YOUR TASK:
Every line below that holds the string "name" should be copied out.

*** EXCERPTED RECORDS ***

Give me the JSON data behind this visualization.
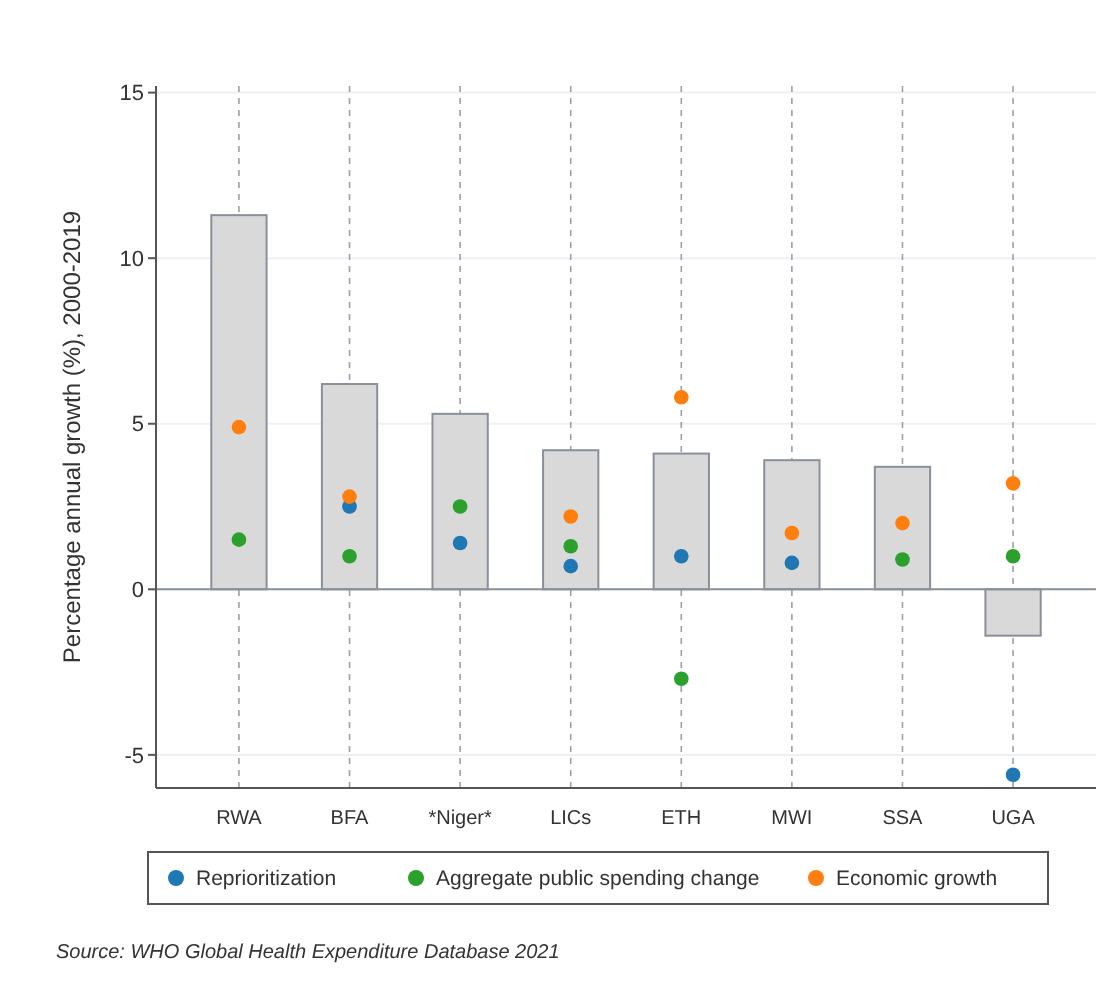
{
  "chart_data": {
    "type": "bar",
    "ylabel": "Percentage annual growth (%), 2000-2019",
    "categories": [
      "RWA",
      "BFA",
      "*Niger*",
      "LICs",
      "ETH",
      "MWI",
      "SSA",
      "UGA"
    ],
    "series": [
      {
        "color": "#d9d9d9",
        "values": [
          11.3,
          6.2,
          5.3,
          4.2,
          4.1,
          3.9,
          3.7,
          -1.4
        ]
      },
      {
        "type": "scatter",
        "name": "Reprioritization",
        "color": "#1f77b4",
        "values": [
          null,
          2.5,
          1.4,
          0.7,
          1.0,
          0.8,
          null,
          -5.6
        ]
      },
      {
        "type": "scatter",
        "name": "Aggregate public spending change",
        "color": "#2ca02c",
        "values": [
          1.5,
          1.0,
          2.5,
          1.3,
          -2.7,
          null,
          0.9,
          1.0
        ]
      },
      {
        "type": "scatter",
        "name": "Economic growth",
        "color": "#ff7f0e",
        "values": [
          4.9,
          2.8,
          null,
          2.2,
          5.8,
          1.7,
          2.0,
          3.2
        ]
      }
    ],
    "ylim": [
      -6,
      15.2
    ],
    "yticks": [
      -5,
      0,
      5,
      10,
      15
    ],
    "grid": true,
    "legend": "bottom",
    "marker": "circle",
    "annotations": [
      "Source: WHO Global Health Expenditure Database 2021"
    ]
  }
}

***

ANSWER TO THIS TASK:
        "name": "Reprioritization",
        "name": "Aggregate public spending change",
        "name": "Economic growth",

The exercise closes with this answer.